--- WHAT IS NEEDED ---
In the records that follow, show each line where the word "name" is present.

* START *

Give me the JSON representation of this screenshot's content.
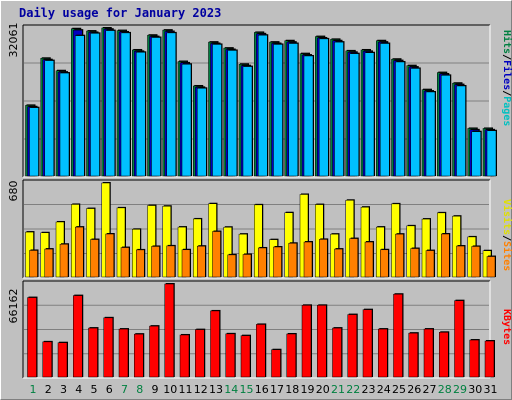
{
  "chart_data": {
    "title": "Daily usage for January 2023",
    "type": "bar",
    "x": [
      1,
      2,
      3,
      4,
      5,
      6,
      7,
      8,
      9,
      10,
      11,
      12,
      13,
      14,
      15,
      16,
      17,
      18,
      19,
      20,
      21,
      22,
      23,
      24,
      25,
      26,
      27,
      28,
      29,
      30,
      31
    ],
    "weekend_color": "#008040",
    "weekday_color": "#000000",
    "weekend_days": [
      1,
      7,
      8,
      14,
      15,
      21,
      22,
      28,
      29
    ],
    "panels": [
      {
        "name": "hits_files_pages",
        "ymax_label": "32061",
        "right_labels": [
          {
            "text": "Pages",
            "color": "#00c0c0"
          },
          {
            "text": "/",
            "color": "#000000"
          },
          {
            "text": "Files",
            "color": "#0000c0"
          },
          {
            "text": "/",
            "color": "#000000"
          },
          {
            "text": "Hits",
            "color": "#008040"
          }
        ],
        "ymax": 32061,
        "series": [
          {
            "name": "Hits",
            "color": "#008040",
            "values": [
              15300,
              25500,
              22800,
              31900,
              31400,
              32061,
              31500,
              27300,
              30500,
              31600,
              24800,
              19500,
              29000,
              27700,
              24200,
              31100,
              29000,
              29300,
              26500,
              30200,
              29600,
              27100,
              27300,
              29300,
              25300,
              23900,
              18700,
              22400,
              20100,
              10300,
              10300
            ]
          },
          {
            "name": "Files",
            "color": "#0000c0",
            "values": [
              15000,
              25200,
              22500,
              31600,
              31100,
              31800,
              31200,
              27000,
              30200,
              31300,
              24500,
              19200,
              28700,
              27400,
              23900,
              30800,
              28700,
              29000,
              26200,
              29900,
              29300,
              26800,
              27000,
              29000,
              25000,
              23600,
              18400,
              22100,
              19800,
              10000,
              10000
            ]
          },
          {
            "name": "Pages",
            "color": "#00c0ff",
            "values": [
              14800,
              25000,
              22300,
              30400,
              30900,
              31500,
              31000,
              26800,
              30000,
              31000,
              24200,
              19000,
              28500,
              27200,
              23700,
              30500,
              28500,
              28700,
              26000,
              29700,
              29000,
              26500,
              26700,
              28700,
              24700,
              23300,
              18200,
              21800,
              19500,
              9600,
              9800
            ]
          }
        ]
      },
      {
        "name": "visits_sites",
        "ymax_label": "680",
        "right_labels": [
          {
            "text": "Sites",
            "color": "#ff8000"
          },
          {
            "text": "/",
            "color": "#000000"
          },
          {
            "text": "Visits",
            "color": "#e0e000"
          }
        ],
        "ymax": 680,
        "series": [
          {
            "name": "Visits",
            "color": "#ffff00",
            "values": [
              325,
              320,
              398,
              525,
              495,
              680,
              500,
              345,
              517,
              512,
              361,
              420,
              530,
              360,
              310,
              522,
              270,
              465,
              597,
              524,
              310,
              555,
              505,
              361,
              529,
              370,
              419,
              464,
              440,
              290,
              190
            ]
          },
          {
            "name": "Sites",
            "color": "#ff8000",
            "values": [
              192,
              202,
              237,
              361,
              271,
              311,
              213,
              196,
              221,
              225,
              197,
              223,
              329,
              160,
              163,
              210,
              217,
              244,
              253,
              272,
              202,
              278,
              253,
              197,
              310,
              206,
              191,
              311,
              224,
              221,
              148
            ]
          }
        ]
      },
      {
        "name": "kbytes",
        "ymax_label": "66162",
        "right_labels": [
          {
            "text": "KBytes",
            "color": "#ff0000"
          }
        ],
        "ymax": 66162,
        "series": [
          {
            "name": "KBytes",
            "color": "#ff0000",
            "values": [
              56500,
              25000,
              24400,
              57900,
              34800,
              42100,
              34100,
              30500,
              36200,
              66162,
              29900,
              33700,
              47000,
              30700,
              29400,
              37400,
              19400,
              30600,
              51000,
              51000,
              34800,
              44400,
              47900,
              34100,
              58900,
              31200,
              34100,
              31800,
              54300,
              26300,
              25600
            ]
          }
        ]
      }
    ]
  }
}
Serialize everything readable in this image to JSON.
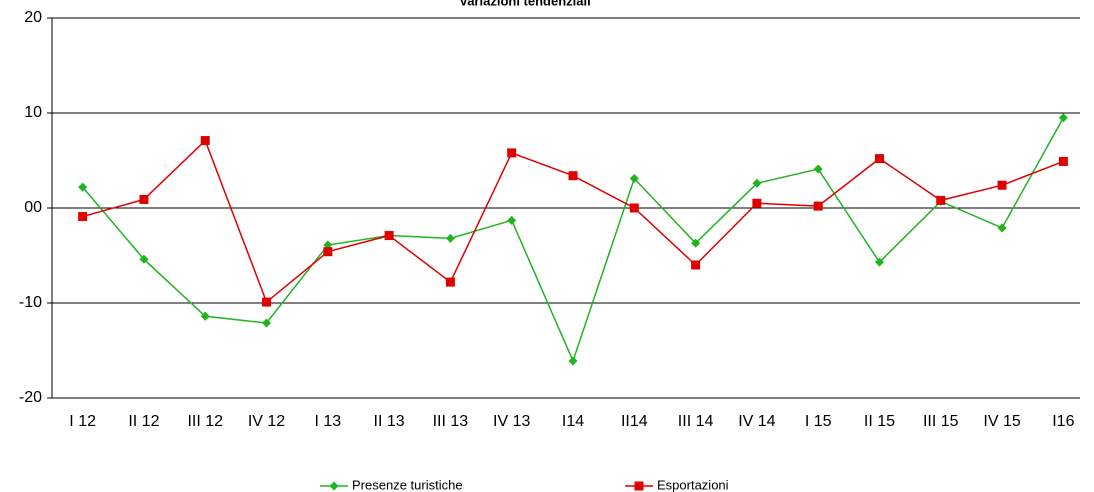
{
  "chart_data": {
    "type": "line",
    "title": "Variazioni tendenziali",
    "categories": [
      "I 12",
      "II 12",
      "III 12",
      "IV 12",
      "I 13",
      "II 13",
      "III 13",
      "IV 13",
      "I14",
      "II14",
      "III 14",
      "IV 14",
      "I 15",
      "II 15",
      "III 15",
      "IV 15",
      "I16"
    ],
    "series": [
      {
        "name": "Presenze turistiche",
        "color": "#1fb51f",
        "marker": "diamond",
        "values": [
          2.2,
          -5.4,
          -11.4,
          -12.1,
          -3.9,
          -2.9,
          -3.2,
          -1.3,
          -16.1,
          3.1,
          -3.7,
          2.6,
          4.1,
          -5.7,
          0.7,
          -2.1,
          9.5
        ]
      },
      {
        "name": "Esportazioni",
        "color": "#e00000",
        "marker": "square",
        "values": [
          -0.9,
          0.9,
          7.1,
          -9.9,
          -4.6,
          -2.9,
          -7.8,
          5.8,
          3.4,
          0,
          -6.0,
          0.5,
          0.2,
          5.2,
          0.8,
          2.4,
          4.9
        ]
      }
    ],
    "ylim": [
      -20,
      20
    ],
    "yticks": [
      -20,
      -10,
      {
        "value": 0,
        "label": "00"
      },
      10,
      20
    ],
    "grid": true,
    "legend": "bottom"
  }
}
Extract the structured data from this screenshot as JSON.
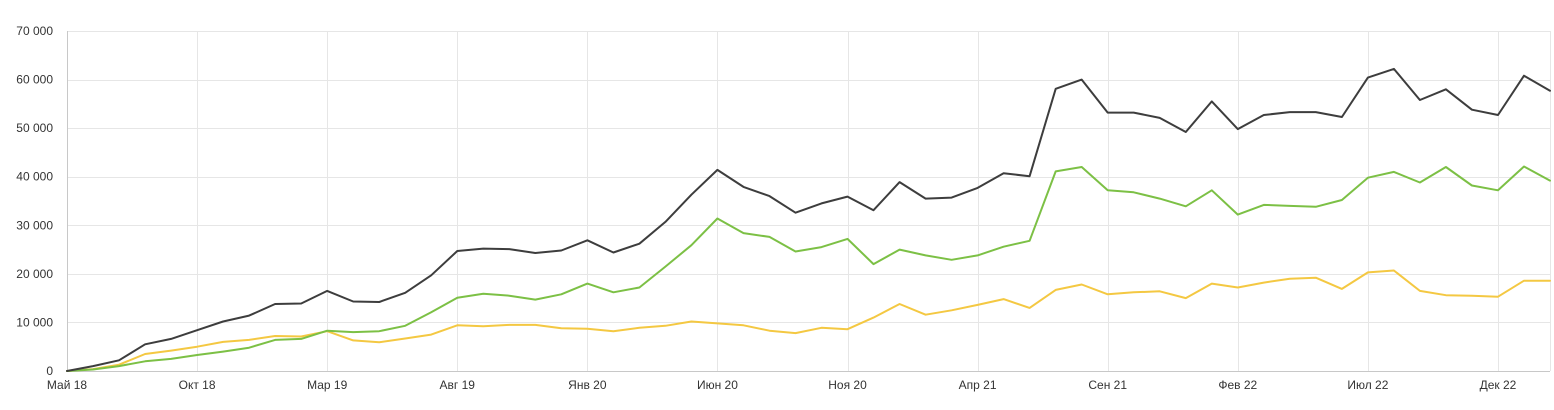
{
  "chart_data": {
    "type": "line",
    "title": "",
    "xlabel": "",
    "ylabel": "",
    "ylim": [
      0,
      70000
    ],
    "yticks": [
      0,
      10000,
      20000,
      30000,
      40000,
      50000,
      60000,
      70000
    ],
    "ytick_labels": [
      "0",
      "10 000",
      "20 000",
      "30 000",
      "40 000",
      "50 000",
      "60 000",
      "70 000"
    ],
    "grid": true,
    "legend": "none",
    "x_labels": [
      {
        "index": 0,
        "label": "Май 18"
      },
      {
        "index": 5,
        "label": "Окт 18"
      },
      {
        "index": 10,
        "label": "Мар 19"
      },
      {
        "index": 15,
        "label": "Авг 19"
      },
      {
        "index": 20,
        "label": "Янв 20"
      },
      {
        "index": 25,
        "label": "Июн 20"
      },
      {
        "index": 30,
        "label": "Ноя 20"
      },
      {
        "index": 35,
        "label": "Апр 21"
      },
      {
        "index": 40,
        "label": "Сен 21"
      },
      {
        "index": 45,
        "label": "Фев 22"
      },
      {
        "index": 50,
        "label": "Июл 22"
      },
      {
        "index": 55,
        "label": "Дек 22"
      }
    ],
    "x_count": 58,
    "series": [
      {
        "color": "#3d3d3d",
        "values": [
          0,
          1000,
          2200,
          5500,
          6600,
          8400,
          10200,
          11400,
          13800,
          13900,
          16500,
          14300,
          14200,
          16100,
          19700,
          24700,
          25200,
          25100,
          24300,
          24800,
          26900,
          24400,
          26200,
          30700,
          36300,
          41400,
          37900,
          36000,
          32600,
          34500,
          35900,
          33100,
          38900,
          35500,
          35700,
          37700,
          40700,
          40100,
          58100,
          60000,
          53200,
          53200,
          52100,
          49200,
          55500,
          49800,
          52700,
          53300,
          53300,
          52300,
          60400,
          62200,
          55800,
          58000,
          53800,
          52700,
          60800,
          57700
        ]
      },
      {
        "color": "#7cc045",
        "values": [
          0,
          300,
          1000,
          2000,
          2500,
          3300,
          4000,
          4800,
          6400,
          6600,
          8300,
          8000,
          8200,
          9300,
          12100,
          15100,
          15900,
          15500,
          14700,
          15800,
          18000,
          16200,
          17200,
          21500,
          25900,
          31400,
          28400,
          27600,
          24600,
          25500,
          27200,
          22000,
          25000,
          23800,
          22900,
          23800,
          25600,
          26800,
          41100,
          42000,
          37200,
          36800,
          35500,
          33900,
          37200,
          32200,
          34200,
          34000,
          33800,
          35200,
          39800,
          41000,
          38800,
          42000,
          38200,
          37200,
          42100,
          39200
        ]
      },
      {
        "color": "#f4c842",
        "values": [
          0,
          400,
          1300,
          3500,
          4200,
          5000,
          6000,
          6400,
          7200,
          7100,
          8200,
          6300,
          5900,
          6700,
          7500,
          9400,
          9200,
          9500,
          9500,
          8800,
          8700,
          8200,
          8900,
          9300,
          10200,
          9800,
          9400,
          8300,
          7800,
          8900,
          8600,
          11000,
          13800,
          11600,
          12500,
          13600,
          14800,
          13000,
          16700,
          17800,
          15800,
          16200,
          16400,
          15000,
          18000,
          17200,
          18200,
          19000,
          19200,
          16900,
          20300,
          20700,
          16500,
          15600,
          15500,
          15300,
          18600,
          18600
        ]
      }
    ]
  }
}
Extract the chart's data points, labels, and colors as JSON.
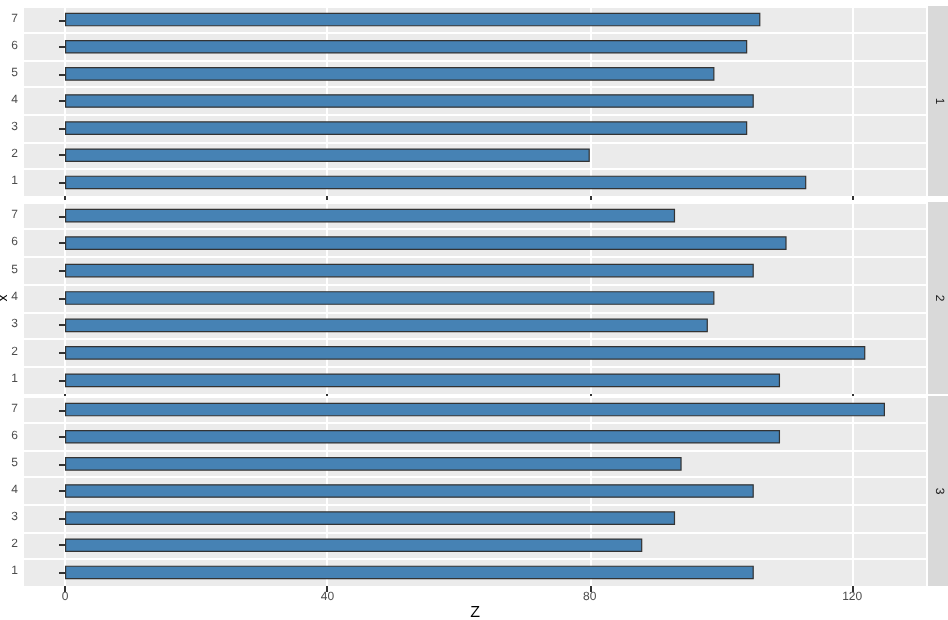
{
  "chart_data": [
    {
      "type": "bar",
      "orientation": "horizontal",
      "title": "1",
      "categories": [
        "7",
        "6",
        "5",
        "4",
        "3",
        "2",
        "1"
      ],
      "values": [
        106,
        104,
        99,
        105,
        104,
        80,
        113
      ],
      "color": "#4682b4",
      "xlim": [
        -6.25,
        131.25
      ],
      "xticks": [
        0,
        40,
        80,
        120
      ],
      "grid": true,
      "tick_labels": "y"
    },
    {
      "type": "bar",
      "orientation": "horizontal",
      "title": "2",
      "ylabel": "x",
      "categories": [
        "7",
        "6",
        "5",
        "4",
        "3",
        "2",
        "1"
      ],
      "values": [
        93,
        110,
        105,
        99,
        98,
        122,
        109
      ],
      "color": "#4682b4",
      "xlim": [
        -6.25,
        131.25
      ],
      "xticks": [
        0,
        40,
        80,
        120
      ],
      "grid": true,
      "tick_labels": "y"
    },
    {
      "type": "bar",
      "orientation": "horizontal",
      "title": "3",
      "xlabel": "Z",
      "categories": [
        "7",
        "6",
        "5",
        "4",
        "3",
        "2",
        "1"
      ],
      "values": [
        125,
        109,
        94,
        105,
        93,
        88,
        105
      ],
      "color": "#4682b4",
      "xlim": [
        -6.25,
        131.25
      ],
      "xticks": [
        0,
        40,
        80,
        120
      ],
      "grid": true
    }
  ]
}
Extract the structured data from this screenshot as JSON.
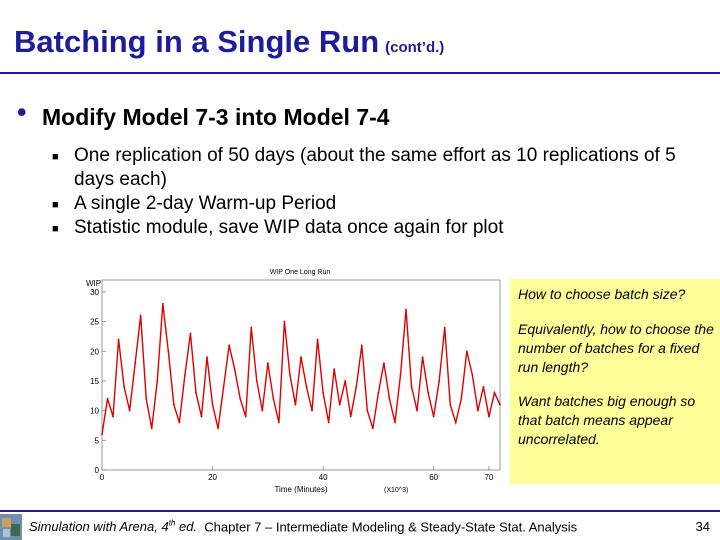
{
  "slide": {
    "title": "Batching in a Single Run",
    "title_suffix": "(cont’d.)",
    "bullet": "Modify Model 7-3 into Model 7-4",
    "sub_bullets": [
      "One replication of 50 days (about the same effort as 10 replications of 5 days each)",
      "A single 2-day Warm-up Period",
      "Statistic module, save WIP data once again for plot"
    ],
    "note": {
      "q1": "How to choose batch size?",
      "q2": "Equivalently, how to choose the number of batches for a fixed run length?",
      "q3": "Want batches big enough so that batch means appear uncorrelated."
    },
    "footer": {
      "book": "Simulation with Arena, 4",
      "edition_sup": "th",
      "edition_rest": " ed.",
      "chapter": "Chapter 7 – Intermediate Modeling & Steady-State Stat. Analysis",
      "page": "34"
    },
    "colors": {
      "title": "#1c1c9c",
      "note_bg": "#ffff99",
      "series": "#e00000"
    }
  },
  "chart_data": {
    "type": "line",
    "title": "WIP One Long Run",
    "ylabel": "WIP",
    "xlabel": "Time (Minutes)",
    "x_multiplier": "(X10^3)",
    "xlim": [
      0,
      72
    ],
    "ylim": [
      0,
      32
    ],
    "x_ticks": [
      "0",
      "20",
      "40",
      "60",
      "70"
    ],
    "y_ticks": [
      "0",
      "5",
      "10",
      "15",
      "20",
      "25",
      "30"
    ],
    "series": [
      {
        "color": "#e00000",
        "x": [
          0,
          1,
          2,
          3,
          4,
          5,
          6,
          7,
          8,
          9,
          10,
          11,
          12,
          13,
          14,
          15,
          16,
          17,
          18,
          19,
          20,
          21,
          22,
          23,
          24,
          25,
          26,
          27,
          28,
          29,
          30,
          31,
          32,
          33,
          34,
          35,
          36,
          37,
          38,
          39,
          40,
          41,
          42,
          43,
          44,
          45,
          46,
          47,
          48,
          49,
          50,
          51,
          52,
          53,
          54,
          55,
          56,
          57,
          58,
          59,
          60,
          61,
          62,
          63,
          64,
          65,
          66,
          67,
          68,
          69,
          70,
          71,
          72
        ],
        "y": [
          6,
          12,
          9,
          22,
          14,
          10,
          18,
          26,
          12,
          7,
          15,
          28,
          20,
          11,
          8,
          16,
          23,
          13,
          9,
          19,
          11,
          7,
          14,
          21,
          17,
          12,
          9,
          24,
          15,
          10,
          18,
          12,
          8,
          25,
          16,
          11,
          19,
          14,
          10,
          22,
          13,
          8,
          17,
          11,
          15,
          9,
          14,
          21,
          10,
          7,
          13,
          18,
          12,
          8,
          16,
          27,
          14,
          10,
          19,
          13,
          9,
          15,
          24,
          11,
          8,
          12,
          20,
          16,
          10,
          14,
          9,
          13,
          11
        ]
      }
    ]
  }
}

* END *

--- SOLUTION TO THIS EXERCISE ---
        "name": "hits_files_pages",
            "name": "Hits",
            "name": "Files",
            "name": "Pages",
        "name": "visits_sites",
            "name": "Visits",
            "name": "Sites",
        "name": "kbytes",
            "name": "KBytes",
        "name": "Presenze turistiche",
        "name": "Esportazioni",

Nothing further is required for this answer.